▶ _WHAT NEEDS TO BE DONE_: The records that follow should be retyped word for word.
* START EXTRACTED RECORDS *
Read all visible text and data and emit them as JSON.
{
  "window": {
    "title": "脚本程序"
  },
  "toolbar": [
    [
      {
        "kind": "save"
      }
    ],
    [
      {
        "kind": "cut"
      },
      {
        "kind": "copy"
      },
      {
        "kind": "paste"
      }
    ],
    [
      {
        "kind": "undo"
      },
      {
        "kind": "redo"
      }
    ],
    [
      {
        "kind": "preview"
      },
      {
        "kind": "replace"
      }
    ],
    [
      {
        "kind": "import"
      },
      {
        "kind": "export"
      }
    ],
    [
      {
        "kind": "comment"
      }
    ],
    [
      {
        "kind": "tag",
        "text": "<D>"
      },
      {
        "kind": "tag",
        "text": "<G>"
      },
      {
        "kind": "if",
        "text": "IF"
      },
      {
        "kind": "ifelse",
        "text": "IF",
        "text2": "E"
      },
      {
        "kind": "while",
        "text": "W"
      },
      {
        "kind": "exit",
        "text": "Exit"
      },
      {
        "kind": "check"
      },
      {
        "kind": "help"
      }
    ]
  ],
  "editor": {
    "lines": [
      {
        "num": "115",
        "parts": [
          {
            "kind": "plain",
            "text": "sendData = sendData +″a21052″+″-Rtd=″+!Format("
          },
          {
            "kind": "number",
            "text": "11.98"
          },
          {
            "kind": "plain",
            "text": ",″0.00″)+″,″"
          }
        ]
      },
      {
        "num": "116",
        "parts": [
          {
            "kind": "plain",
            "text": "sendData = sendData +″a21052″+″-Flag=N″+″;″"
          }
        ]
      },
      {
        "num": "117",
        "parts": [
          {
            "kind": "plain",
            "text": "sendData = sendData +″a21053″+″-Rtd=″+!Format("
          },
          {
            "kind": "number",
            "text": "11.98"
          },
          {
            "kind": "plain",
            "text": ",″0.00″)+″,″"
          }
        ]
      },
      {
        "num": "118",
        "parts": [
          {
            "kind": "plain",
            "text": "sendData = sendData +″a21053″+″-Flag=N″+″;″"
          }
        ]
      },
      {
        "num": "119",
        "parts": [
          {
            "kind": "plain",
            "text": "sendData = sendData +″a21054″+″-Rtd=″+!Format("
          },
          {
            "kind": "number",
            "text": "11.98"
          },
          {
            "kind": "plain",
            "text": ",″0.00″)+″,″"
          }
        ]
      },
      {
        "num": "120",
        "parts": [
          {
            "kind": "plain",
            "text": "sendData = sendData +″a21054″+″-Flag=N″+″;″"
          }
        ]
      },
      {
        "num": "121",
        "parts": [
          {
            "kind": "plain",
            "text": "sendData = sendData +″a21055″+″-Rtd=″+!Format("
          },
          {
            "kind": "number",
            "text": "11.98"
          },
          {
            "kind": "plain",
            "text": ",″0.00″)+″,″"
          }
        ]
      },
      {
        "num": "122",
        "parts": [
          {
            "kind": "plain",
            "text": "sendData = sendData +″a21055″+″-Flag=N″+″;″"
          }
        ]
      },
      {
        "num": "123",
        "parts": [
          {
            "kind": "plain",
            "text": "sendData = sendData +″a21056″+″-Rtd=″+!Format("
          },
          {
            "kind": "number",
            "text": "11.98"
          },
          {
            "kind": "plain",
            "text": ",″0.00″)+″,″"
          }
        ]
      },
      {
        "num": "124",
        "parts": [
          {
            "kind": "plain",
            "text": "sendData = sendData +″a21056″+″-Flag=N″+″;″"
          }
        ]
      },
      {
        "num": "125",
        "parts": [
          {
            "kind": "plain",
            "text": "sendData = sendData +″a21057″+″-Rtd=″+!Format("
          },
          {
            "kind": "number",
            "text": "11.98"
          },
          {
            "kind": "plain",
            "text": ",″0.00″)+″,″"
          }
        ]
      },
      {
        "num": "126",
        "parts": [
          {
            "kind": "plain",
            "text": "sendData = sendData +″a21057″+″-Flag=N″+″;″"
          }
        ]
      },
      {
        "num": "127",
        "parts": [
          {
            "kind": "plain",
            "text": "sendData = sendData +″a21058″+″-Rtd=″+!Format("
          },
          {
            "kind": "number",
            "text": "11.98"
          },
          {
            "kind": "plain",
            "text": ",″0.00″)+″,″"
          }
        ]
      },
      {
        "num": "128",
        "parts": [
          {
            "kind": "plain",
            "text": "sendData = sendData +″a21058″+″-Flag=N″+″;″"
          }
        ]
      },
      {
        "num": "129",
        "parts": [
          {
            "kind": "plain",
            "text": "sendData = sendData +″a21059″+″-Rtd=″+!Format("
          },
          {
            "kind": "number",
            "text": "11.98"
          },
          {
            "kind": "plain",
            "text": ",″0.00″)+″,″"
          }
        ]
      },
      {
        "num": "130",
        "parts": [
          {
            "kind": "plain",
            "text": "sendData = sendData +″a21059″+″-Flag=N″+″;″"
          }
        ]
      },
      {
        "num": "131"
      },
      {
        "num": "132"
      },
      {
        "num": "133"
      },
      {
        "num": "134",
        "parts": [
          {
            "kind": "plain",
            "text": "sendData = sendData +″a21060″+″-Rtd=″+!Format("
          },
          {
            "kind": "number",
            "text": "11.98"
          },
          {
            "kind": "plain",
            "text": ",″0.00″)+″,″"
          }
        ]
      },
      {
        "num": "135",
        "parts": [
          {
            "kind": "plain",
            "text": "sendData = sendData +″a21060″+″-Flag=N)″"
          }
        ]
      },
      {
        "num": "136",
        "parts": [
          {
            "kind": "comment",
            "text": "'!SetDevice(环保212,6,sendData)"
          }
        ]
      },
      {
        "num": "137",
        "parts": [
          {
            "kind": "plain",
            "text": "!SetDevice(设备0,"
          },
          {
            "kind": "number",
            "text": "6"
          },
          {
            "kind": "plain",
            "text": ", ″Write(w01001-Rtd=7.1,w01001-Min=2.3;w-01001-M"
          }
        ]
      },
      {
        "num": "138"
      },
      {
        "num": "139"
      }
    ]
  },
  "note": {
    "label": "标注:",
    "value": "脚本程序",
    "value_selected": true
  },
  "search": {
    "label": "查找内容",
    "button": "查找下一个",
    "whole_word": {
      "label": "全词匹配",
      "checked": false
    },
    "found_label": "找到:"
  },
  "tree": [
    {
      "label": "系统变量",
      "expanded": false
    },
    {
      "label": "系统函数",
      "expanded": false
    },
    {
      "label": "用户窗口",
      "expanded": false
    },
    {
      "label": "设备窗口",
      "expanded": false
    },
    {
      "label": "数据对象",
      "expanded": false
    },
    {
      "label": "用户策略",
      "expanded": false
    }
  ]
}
* END EXTRACTED RECORDS *
▶ _ANSWER IN FULL_:
Read all visible text and data and emit them as JSON.
{
  "window": {
    "title": "脚本程序"
  },
  "toolbar": [
    [
      {
        "kind": "save"
      }
    ],
    [
      {
        "kind": "cut"
      },
      {
        "kind": "copy"
      },
      {
        "kind": "paste"
      }
    ],
    [
      {
        "kind": "undo"
      },
      {
        "kind": "redo"
      }
    ],
    [
      {
        "kind": "preview"
      },
      {
        "kind": "replace"
      }
    ],
    [
      {
        "kind": "import"
      },
      {
        "kind": "export"
      }
    ],
    [
      {
        "kind": "comment"
      }
    ],
    [
      {
        "kind": "tag",
        "text": "<D>"
      },
      {
        "kind": "tag",
        "text": "<G>"
      },
      {
        "kind": "if",
        "text": "IF"
      },
      {
        "kind": "ifelse",
        "text": "IF",
        "text2": "E"
      },
      {
        "kind": "while",
        "text": "W"
      },
      {
        "kind": "exit",
        "text": "Exit"
      },
      {
        "kind": "check"
      },
      {
        "kind": "help"
      }
    ]
  ],
  "editor": {
    "lines": [
      {
        "num": "115",
        "parts": [
          {
            "kind": "plain",
            "text": "sendData = sendData +″a21052″+″-Rtd=″+!Format("
          },
          {
            "kind": "number",
            "text": "11.98"
          },
          {
            "kind": "plain",
            "text": ",″0.00″)+″,″"
          }
        ]
      },
      {
        "num": "116",
        "parts": [
          {
            "kind": "plain",
            "text": "sendData = sendData +″a21052″+″-Flag=N″+″;″"
          }
        ]
      },
      {
        "num": "117",
        "parts": [
          {
            "kind": "plain",
            "text": "sendData = sendData +″a21053″+″-Rtd=″+!Format("
          },
          {
            "kind": "number",
            "text": "11.98"
          },
          {
            "kind": "plain",
            "text": ",″0.00″)+″,″"
          }
        ]
      },
      {
        "num": "118",
        "parts": [
          {
            "kind": "plain",
            "text": "sendData = sendData +″a21053″+″-Flag=N″+″;″"
          }
        ]
      },
      {
        "num": "119",
        "parts": [
          {
            "kind": "plain",
            "text": "sendData = sendData +″a21054″+″-Rtd=″+!Format("
          },
          {
            "kind": "number",
            "text": "11.98"
          },
          {
            "kind": "plain",
            "text": ",″0.00″)+″,″"
          }
        ]
      },
      {
        "num": "120",
        "parts": [
          {
            "kind": "plain",
            "text": "sendData = sendData +″a21054″+″-Flag=N″+″;″"
          }
        ]
      },
      {
        "num": "121",
        "parts": [
          {
            "kind": "plain",
            "text": "sendData = sendData +″a21055″+″-Rtd=″+!Format("
          },
          {
            "kind": "number",
            "text": "11.98"
          },
          {
            "kind": "plain",
            "text": ",″0.00″)+″,″"
          }
        ]
      },
      {
        "num": "122",
        "parts": [
          {
            "kind": "plain",
            "text": "sendData = sendData +″a21055″+″-Flag=N″+″;″"
          }
        ]
      },
      {
        "num": "123",
        "parts": [
          {
            "kind": "plain",
            "text": "sendData = sendData +″a21056″+″-Rtd=″+!Format("
          },
          {
            "kind": "number",
            "text": "11.98"
          },
          {
            "kind": "plain",
            "text": ",″0.00″)+″,″"
          }
        ]
      },
      {
        "num": "124",
        "parts": [
          {
            "kind": "plain",
            "text": "sendData = sendData +″a21056″+″-Flag=N″+″;″"
          }
        ]
      },
      {
        "num": "125",
        "parts": [
          {
            "kind": "plain",
            "text": "sendData = sendData +″a21057″+″-Rtd=″+!Format("
          },
          {
            "kind": "number",
            "text": "11.98"
          },
          {
            "kind": "plain",
            "text": ",″0.00″)+″,″"
          }
        ]
      },
      {
        "num": "126",
        "parts": [
          {
            "kind": "plain",
            "text": "sendData = sendData +″a21057″+″-Flag=N″+″;″"
          }
        ]
      },
      {
        "num": "127",
        "parts": [
          {
            "kind": "plain",
            "text": "sendData = sendData +″a21058″+″-Rtd=″+!Format("
          },
          {
            "kind": "number",
            "text": "11.98"
          },
          {
            "kind": "plain",
            "text": ",″0.00″)+″,″"
          }
        ]
      },
      {
        "num": "128",
        "parts": [
          {
            "kind": "plain",
            "text": "sendData = sendData +″a21058″+″-Flag=N″+″;″"
          }
        ]
      },
      {
        "num": "129",
        "parts": [
          {
            "kind": "plain",
            "text": "sendData = sendData +″a21059″+″-Rtd=″+!Format("
          },
          {
            "kind": "number",
            "text": "11.98"
          },
          {
            "kind": "plain",
            "text": ",″0.00″)+″,″"
          }
        ]
      },
      {
        "num": "130",
        "parts": [
          {
            "kind": "plain",
            "text": "sendData = sendData +″a21059″+″-Flag=N″+″;″"
          }
        ]
      },
      {
        "num": "131"
      },
      {
        "num": "132"
      },
      {
        "num": "133"
      },
      {
        "num": "134",
        "parts": [
          {
            "kind": "plain",
            "text": "sendData = sendData +″a21060″+″-Rtd=″+!Format("
          },
          {
            "kind": "number",
            "text": "11.98"
          },
          {
            "kind": "plain",
            "text": ",″0.00″)+″,″"
          }
        ]
      },
      {
        "num": "135",
        "parts": [
          {
            "kind": "plain",
            "text": "sendData = sendData +″a21060″+″-Flag=N)″"
          }
        ]
      },
      {
        "num": "136",
        "parts": [
          {
            "kind": "comment",
            "text": "'!SetDevice(环保212,6,sendData)"
          }
        ]
      },
      {
        "num": "137",
        "parts": [
          {
            "kind": "plain",
            "text": "!SetDevice(设备0,"
          },
          {
            "kind": "number",
            "text": "6"
          },
          {
            "kind": "plain",
            "text": ", ″Write(w01001-Rtd=7.1,w01001-Min=2.3;w-01001-M"
          }
        ]
      },
      {
        "num": "138"
      },
      {
        "num": "139"
      }
    ]
  },
  "note": {
    "label": "标注:",
    "value": "脚本程序",
    "value_selected": true
  },
  "search": {
    "label": "查找内容",
    "button": "查找下一个",
    "whole_word": {
      "label": "全词匹配",
      "checked": false
    },
    "found_label": "找到:"
  },
  "tree": [
    {
      "label": "系统变量",
      "expanded": false
    },
    {
      "label": "系统函数",
      "expanded": false
    },
    {
      "label": "用户窗口",
      "expanded": false
    },
    {
      "label": "设备窗口",
      "expanded": false
    },
    {
      "label": "数据对象",
      "expanded": false
    },
    {
      "label": "用户策略",
      "expanded": false
    }
  ]
}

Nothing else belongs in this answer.